# [提供テキスト]
+ + + +

プレジデントオンライン / 2024年6月7日 9時15分

※写真はイメージです - 写真=iStock.com/koumaru

アルバイトスタッフの離職率が高い店に共通点はあるのか。大企業の収益・生産性改善に取り組んできたトリノ・ガーデン代表取締役の中谷一郎さんは「離職が多い店舗はスタッフの1日当たりの運動量が多い。アルバイトスタッフの早期離職は精神的な負荷と身体的な負荷のどちらか、または両方が大きくて、それが賃金に見合わないと感じることで多発する」という――。

※本稿は、中谷一郎『中間管理職無理ゲー完全攻略法』(CCCメディアハウス)の一部を再編集したものです。

■スタッフの足並みがなかなか揃わない

【無理ゲー】

全員で連携しないと完遂できない案件なのに、スタッフの足並みも意識も揃わない

優秀なメンバーもいれば、そうでないメンバーもいる。チームワークを発揮させたいのに、スタッフの動きや意識にばらつきがあり、足並みがなかなか揃わない。ゲームでたとえるならば、協力プレーを求められるのに、パーティのメンバーのレベルも違い、個々が思い思いに行動している。

+ + + +

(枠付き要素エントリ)
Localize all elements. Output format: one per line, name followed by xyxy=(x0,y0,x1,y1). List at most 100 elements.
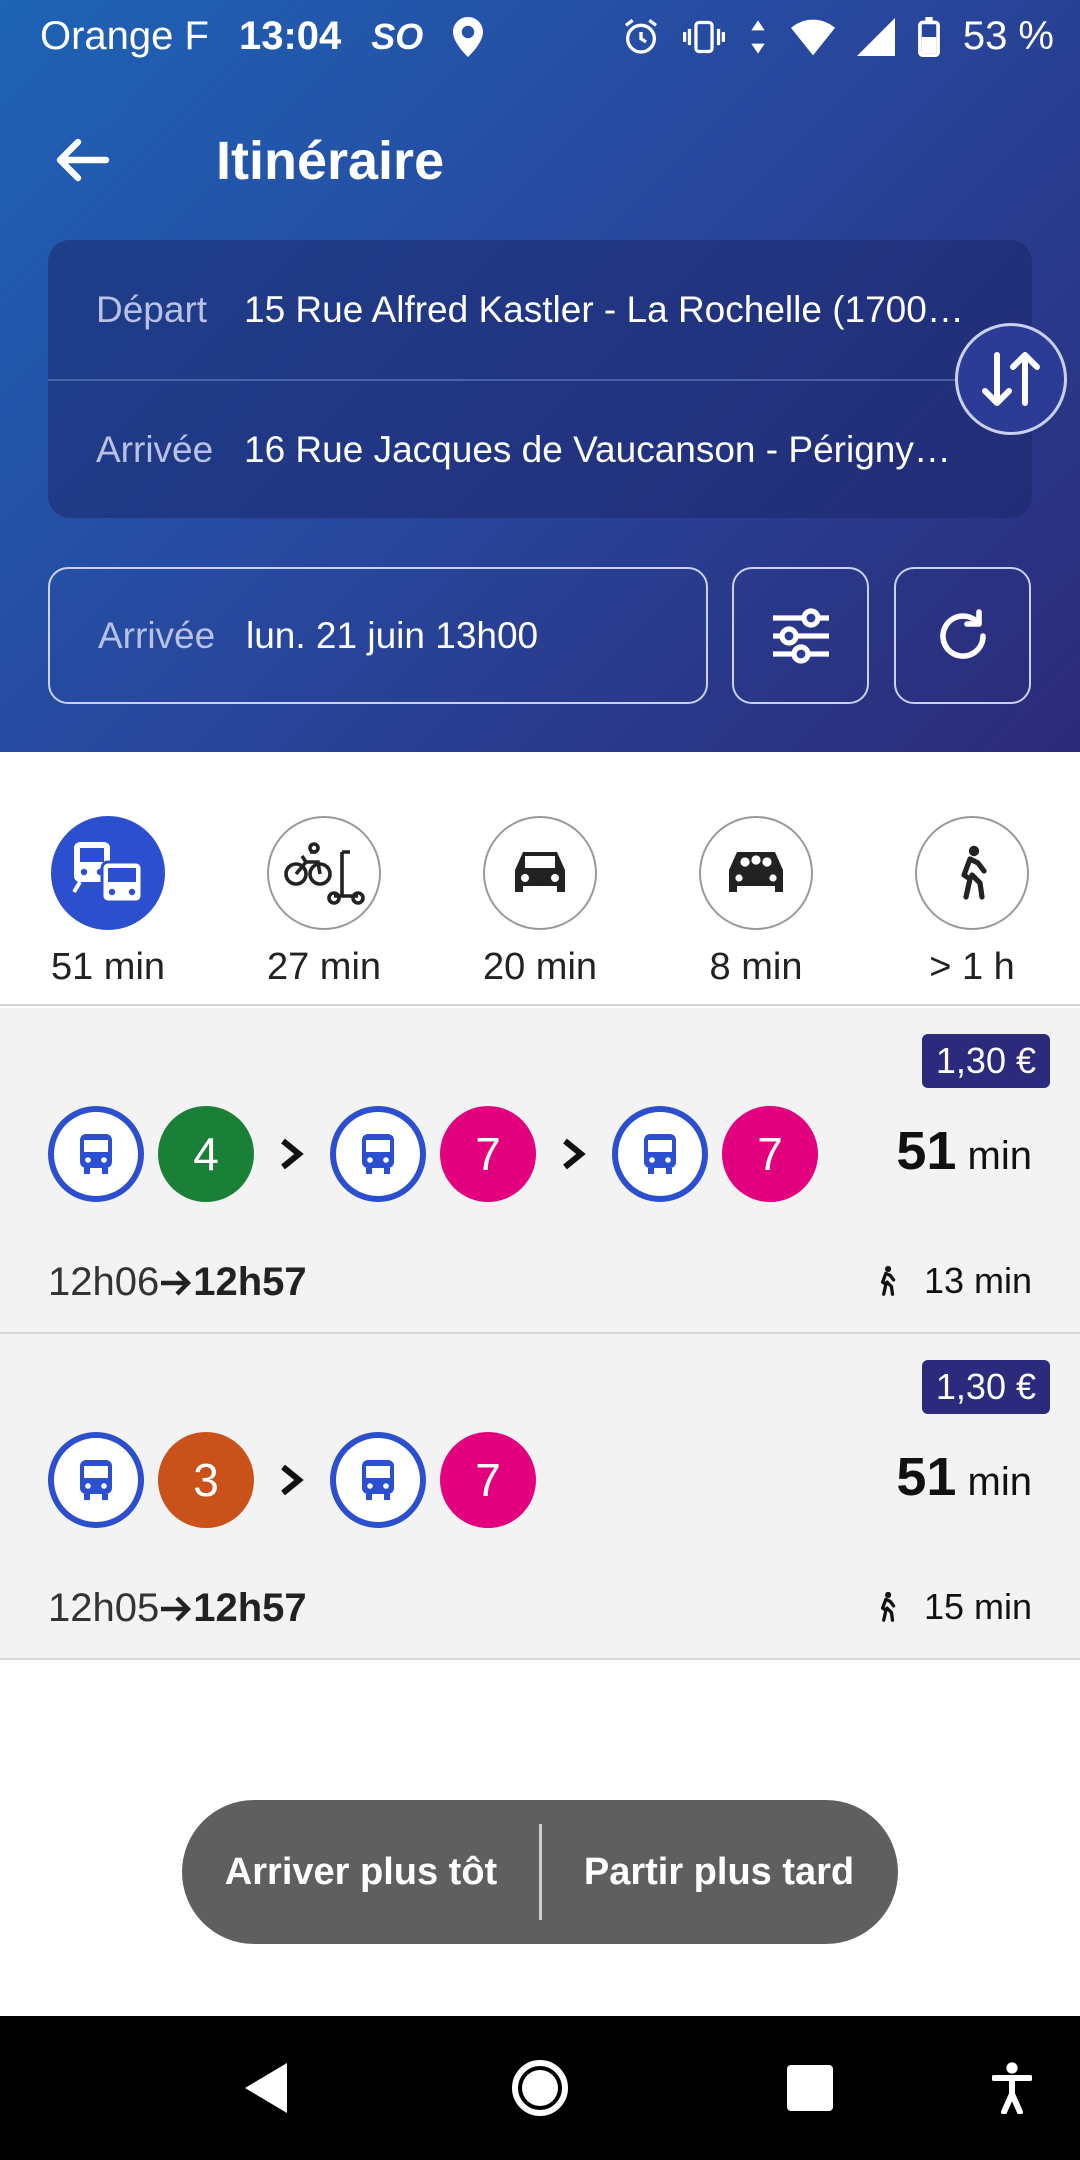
arrival-label: Arrivée xyxy=(96,428,214,470)
walk-time: 13 min xyxy=(923,1260,1032,1301)
bus-icon xyxy=(330,1106,426,1202)
itinerary-result[interactable]: 1,30 € 3 7 51 min 12h05 12h57 15 min xyxy=(0,1334,1080,1660)
bus-icon xyxy=(330,1432,426,1528)
tab-circle xyxy=(699,816,813,930)
signal-icon xyxy=(856,17,895,56)
data-arrows-icon xyxy=(747,17,769,57)
clock: 13:04 xyxy=(238,14,342,58)
walk-duration: 15 min xyxy=(876,1586,1032,1628)
depart-time: 12h05 xyxy=(48,1586,160,1630)
title-row: Itinéraire xyxy=(0,110,1080,210)
accessibility-button[interactable] xyxy=(970,2046,1054,2130)
vibrate-icon xyxy=(682,17,725,57)
time-shift-pill: Arriver plus tôt Partir plus tard xyxy=(182,1800,898,1944)
tab-duration: 8 min xyxy=(709,946,803,988)
battery-level: 53 % xyxy=(962,14,1054,58)
page-title: Itinéraire xyxy=(216,131,445,191)
departure-field[interactable]: Départ 15 Rue Alfred Kastler - La Rochel… xyxy=(48,240,1032,379)
date-mode-label: Arrivée xyxy=(98,614,216,656)
price-badge: 1,30 € xyxy=(921,1360,1050,1414)
date-value: lun. 21 juin 13h00 xyxy=(246,614,539,656)
walk-time: 15 min xyxy=(923,1586,1032,1627)
tab-duration: 27 min xyxy=(266,946,382,988)
tab-duration: 51 min xyxy=(50,946,166,988)
battery-icon xyxy=(917,16,941,57)
duration-number: 51 xyxy=(896,1447,957,1507)
tab-bike-scooter[interactable]: 27 min xyxy=(216,816,432,1006)
nav-recents-button[interactable] xyxy=(768,2046,852,2130)
arrow-left-icon xyxy=(56,138,110,182)
departure-label: Départ xyxy=(96,288,208,330)
arrive-earlier-button[interactable]: Arriver plus tôt xyxy=(182,1800,540,1944)
refresh-icon xyxy=(939,608,986,659)
line-badge: 7 xyxy=(440,1432,536,1528)
route-legs: 3 7 xyxy=(48,1432,536,1528)
walking-person-icon xyxy=(961,845,987,900)
price-badge: 1,30 € xyxy=(921,1034,1050,1088)
line-badge: 7 xyxy=(440,1106,536,1202)
refresh-button[interactable] xyxy=(894,567,1031,704)
chevron-right-icon xyxy=(272,1137,312,1171)
car-icon xyxy=(515,852,565,892)
filters-button[interactable] xyxy=(732,567,869,704)
status-bar: Orange F 13:04 SO 53 % xyxy=(0,0,1080,72)
walk-duration: 13 min xyxy=(876,1260,1032,1302)
walking-person-icon xyxy=(880,1591,896,1622)
so-label: SO xyxy=(371,15,424,57)
chevron-right-icon xyxy=(554,1137,594,1171)
swap-arrows-icon xyxy=(982,352,1040,406)
arrive-time: 12h57 xyxy=(193,1260,307,1304)
tab-walk[interactable]: > 1 h xyxy=(864,816,1080,1006)
back-button[interactable] xyxy=(46,124,118,196)
accessibility-icon xyxy=(992,2062,1032,2114)
train-bus-icon xyxy=(72,842,144,904)
tab-car[interactable]: 20 min xyxy=(432,816,648,1006)
arrow-right-icon xyxy=(161,1269,192,1296)
arrival-field[interactable]: Arrivée 16 Rue Jacques de Vaucanson - Pé… xyxy=(48,379,1032,518)
tab-duration: 20 min xyxy=(482,946,598,988)
bus-icon xyxy=(48,1432,144,1528)
tab-circle xyxy=(915,816,1029,930)
total-duration: 51 min xyxy=(896,1120,1032,1182)
chevron-right-icon xyxy=(272,1463,312,1497)
location-icon xyxy=(453,16,484,57)
tab-carpool[interactable]: 8 min xyxy=(648,816,864,1006)
line-badge: 3 xyxy=(158,1432,254,1528)
tab-circle xyxy=(267,816,381,930)
line-badge: 4 xyxy=(158,1106,254,1202)
departure-arrival-times: 12h05 12h57 xyxy=(48,1586,307,1631)
itinerary-result[interactable]: 1,30 € 4 7 7 51 min 12h06 12h57 13 min xyxy=(0,1008,1080,1334)
route-card: Départ 15 Rue Alfred Kastler - La Rochel… xyxy=(48,240,1032,518)
carrier-label: Orange F xyxy=(40,14,209,58)
sliders-icon xyxy=(772,607,829,664)
date-time-field[interactable]: Arrivée lun. 21 juin 13h00 xyxy=(48,567,708,704)
bike-scooter-icon xyxy=(284,842,365,905)
leave-later-button[interactable]: Partir plus tard xyxy=(540,1800,898,1944)
tab-circle xyxy=(51,816,165,930)
transport-mode-tabs: 51 min 27 min 20 min 8 min > 1 h xyxy=(0,752,1080,1068)
bus-icon xyxy=(48,1106,144,1202)
wifi-icon xyxy=(790,18,835,56)
total-duration: 51 min xyxy=(896,1446,1032,1508)
nav-back-button[interactable] xyxy=(224,2046,308,2130)
swap-button[interactable] xyxy=(955,323,1067,435)
arrow-right-icon xyxy=(161,1595,192,1622)
walking-person-icon xyxy=(880,1265,896,1296)
line-badge: 7 xyxy=(722,1106,818,1202)
nav-home-button[interactable] xyxy=(498,2046,582,2130)
carpool-icon xyxy=(729,852,783,892)
route-legs: 4 7 7 xyxy=(48,1106,818,1202)
triangle-back-icon xyxy=(245,2063,287,2113)
duration-unit: min xyxy=(967,1134,1032,1178)
system-nav-bar xyxy=(0,2016,1080,2160)
arrival-value: 16 Rue Jacques de Vaucanson - Périgny… xyxy=(244,428,951,470)
duration-number: 51 xyxy=(896,1121,957,1181)
departure-arrival-times: 12h06 12h57 xyxy=(48,1260,307,1305)
square-recents-icon xyxy=(787,2065,833,2111)
tab-duration: > 1 h xyxy=(929,946,1015,988)
duration-unit: min xyxy=(967,1460,1032,1504)
tab-public-transport[interactable]: 51 min xyxy=(0,816,216,1068)
alarm-icon xyxy=(621,17,661,57)
bus-icon xyxy=(612,1106,708,1202)
circle-home-icon xyxy=(512,2060,568,2116)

+ + + +

# [練習問題]
(a) アルバイト離職の記事で、中谷一郎さんは離職が多い店舗のスタッフにどんな特徴があると述べているか答えよ。
(b) アルバイト離職の記事のうち、「全員で連携しないと完遂できない案件なのに、スタッフの足並みも意識も揃わない」から「々が思い思いに行動している。」までを、両端を含めて一字一句違えずに書き写せ。

# [解答例]
(a) スタッフの1日当たりの運動量が多い。

(b)
全員で連携しないと完遂できない案件なのに、スタッフの足並みも意識も揃わない

優秀なメンバーもいれば、そうでないメンバーもいる。チームワークを発揮させたいのに、スタッフの動きや意識にばらつきがあり、足並みがなかなか揃わない。ゲームでたとえるならば、協力プレーを求められるのに、パーティのメンバーのレベルも違い、個々が思い思いに行動している。